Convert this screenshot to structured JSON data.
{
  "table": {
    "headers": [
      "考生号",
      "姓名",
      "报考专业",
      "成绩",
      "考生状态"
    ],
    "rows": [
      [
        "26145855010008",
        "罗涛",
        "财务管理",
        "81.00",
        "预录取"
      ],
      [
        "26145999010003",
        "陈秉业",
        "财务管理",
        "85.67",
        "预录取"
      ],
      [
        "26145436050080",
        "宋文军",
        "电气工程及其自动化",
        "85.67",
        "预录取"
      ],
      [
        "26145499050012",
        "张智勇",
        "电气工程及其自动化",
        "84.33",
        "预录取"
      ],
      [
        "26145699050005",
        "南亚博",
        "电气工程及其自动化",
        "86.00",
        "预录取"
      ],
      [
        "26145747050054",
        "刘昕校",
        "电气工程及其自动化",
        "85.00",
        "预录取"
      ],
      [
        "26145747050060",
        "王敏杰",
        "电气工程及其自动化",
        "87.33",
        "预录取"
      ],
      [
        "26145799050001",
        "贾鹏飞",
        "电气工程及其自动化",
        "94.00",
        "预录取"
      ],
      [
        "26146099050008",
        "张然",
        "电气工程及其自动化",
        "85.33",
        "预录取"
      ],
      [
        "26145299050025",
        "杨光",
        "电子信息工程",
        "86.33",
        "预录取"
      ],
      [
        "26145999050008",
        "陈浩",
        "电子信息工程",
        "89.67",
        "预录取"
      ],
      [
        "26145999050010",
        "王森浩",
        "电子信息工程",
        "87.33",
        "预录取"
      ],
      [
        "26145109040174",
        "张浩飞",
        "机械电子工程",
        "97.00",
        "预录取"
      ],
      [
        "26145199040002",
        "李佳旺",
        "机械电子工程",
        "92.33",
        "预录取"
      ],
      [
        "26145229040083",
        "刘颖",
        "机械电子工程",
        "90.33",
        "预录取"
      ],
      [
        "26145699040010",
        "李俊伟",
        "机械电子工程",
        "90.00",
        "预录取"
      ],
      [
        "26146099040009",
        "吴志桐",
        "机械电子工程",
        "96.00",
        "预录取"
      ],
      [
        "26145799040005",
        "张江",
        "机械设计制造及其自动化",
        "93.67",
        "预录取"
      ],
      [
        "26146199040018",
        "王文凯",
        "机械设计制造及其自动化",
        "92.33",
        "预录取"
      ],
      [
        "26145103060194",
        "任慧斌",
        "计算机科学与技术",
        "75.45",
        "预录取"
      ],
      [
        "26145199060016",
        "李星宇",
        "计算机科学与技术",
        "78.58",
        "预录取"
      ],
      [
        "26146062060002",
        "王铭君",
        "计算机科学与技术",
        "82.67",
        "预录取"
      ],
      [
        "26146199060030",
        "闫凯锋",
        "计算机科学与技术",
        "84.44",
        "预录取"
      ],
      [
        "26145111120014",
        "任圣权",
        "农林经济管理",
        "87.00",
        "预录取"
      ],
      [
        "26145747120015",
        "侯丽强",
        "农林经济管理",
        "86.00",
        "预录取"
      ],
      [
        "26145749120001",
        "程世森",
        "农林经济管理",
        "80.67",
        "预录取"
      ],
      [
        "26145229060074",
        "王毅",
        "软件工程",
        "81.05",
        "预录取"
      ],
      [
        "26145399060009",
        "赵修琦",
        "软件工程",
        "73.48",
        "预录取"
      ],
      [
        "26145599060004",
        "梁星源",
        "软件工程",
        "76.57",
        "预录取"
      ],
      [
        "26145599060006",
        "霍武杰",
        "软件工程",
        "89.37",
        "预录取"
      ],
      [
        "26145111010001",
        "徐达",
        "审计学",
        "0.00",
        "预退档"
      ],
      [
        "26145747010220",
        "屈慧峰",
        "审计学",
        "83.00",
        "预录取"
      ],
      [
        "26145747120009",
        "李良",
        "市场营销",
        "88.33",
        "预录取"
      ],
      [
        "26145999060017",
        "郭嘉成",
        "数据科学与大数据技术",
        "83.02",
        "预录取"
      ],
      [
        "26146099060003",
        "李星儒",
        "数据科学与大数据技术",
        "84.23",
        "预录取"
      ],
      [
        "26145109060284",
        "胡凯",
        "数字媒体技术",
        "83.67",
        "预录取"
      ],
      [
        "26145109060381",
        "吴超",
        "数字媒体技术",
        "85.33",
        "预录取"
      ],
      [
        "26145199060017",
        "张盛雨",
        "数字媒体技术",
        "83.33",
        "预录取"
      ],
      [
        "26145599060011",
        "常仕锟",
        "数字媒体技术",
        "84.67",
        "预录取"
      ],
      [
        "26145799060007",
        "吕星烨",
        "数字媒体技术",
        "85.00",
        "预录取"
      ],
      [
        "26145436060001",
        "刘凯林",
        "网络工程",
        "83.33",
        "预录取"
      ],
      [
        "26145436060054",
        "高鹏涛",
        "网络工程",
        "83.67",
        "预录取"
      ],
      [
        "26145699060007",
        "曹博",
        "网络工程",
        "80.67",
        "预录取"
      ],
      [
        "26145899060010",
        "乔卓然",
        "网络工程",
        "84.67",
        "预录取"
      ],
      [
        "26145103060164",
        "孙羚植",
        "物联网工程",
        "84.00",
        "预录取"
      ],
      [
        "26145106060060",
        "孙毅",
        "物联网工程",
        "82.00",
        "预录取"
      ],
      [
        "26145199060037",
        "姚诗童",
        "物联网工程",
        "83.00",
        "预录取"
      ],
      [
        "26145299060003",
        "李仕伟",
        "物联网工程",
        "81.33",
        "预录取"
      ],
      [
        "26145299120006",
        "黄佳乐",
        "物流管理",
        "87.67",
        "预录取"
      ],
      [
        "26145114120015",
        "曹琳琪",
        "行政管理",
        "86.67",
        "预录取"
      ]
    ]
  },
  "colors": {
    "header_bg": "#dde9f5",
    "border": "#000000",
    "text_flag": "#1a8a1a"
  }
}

▶ _WRITTEN REQUEST_
Repeat the listing exactly, from its first line to its last.

▶ _WORKED ANSWER_
Convert this screenshot to structured JSON data.
{
  "table": {
    "headers": [
      "考生号",
      "姓名",
      "报考专业",
      "成绩",
      "考生状态"
    ],
    "rows": [
      [
        "26145855010008",
        "罗涛",
        "财务管理",
        "81.00",
        "预录取"
      ],
      [
        "26145999010003",
        "陈秉业",
        "财务管理",
        "85.67",
        "预录取"
      ],
      [
        "26145436050080",
        "宋文军",
        "电气工程及其自动化",
        "85.67",
        "预录取"
      ],
      [
        "26145499050012",
        "张智勇",
        "电气工程及其自动化",
        "84.33",
        "预录取"
      ],
      [
        "26145699050005",
        "南亚博",
        "电气工程及其自动化",
        "86.00",
        "预录取"
      ],
      [
        "26145747050054",
        "刘昕校",
        "电气工程及其自动化",
        "85.00",
        "预录取"
      ],
      [
        "26145747050060",
        "王敏杰",
        "电气工程及其自动化",
        "87.33",
        "预录取"
      ],
      [
        "26145799050001",
        "贾鹏飞",
        "电气工程及其自动化",
        "94.00",
        "预录取"
      ],
      [
        "26146099050008",
        "张然",
        "电气工程及其自动化",
        "85.33",
        "预录取"
      ],
      [
        "26145299050025",
        "杨光",
        "电子信息工程",
        "86.33",
        "预录取"
      ],
      [
        "26145999050008",
        "陈浩",
        "电子信息工程",
        "89.67",
        "预录取"
      ],
      [
        "26145999050010",
        "王森浩",
        "电子信息工程",
        "87.33",
        "预录取"
      ],
      [
        "26145109040174",
        "张浩飞",
        "机械电子工程",
        "97.00",
        "预录取"
      ],
      [
        "26145199040002",
        "李佳旺",
        "机械电子工程",
        "92.33",
        "预录取"
      ],
      [
        "26145229040083",
        "刘颖",
        "机械电子工程",
        "90.33",
        "预录取"
      ],
      [
        "26145699040010",
        "李俊伟",
        "机械电子工程",
        "90.00",
        "预录取"
      ],
      [
        "26146099040009",
        "吴志桐",
        "机械电子工程",
        "96.00",
        "预录取"
      ],
      [
        "26145799040005",
        "张江",
        "机械设计制造及其自动化",
        "93.67",
        "预录取"
      ],
      [
        "26146199040018",
        "王文凯",
        "机械设计制造及其自动化",
        "92.33",
        "预录取"
      ],
      [
        "26145103060194",
        "任慧斌",
        "计算机科学与技术",
        "75.45",
        "预录取"
      ],
      [
        "26145199060016",
        "李星宇",
        "计算机科学与技术",
        "78.58",
        "预录取"
      ],
      [
        "26146062060002",
        "王铭君",
        "计算机科学与技术",
        "82.67",
        "预录取"
      ],
      [
        "26146199060030",
        "闫凯锋",
        "计算机科学与技术",
        "84.44",
        "预录取"
      ],
      [
        "26145111120014",
        "任圣权",
        "农林经济管理",
        "87.00",
        "预录取"
      ],
      [
        "26145747120015",
        "侯丽强",
        "农林经济管理",
        "86.00",
        "预录取"
      ],
      [
        "26145749120001",
        "程世森",
        "农林经济管理",
        "80.67",
        "预录取"
      ],
      [
        "26145229060074",
        "王毅",
        "软件工程",
        "81.05",
        "预录取"
      ],
      [
        "26145399060009",
        "赵修琦",
        "软件工程",
        "73.48",
        "预录取"
      ],
      [
        "26145599060004",
        "梁星源",
        "软件工程",
        "76.57",
        "预录取"
      ],
      [
        "26145599060006",
        "霍武杰",
        "软件工程",
        "89.37",
        "预录取"
      ],
      [
        "26145111010001",
        "徐达",
        "审计学",
        "0.00",
        "预退档"
      ],
      [
        "26145747010220",
        "屈慧峰",
        "审计学",
        "83.00",
        "预录取"
      ],
      [
        "26145747120009",
        "李良",
        "市场营销",
        "88.33",
        "预录取"
      ],
      [
        "26145999060017",
        "郭嘉成",
        "数据科学与大数据技术",
        "83.02",
        "预录取"
      ],
      [
        "26146099060003",
        "李星儒",
        "数据科学与大数据技术",
        "84.23",
        "预录取"
      ],
      [
        "26145109060284",
        "胡凯",
        "数字媒体技术",
        "83.67",
        "预录取"
      ],
      [
        "26145109060381",
        "吴超",
        "数字媒体技术",
        "85.33",
        "预录取"
      ],
      [
        "26145199060017",
        "张盛雨",
        "数字媒体技术",
        "83.33",
        "预录取"
      ],
      [
        "26145599060011",
        "常仕锟",
        "数字媒体技术",
        "84.67",
        "预录取"
      ],
      [
        "26145799060007",
        "吕星烨",
        "数字媒体技术",
        "85.00",
        "预录取"
      ],
      [
        "26145436060001",
        "刘凯林",
        "网络工程",
        "83.33",
        "预录取"
      ],
      [
        "26145436060054",
        "高鹏涛",
        "网络工程",
        "83.67",
        "预录取"
      ],
      [
        "26145699060007",
        "曹博",
        "网络工程",
        "80.67",
        "预录取"
      ],
      [
        "26145899060010",
        "乔卓然",
        "网络工程",
        "84.67",
        "预录取"
      ],
      [
        "26145103060164",
        "孙羚植",
        "物联网工程",
        "84.00",
        "预录取"
      ],
      [
        "26145106060060",
        "孙毅",
        "物联网工程",
        "82.00",
        "预录取"
      ],
      [
        "26145199060037",
        "姚诗童",
        "物联网工程",
        "83.00",
        "预录取"
      ],
      [
        "26145299060003",
        "李仕伟",
        "物联网工程",
        "81.33",
        "预录取"
      ],
      [
        "26145299120006",
        "黄佳乐",
        "物流管理",
        "87.67",
        "预录取"
      ],
      [
        "26145114120015",
        "曹琳琪",
        "行政管理",
        "86.67",
        "预录取"
      ]
    ]
  },
  "colors": {
    "header_bg": "#dde9f5",
    "border": "#000000",
    "text_flag": "#1a8a1a"
  }
}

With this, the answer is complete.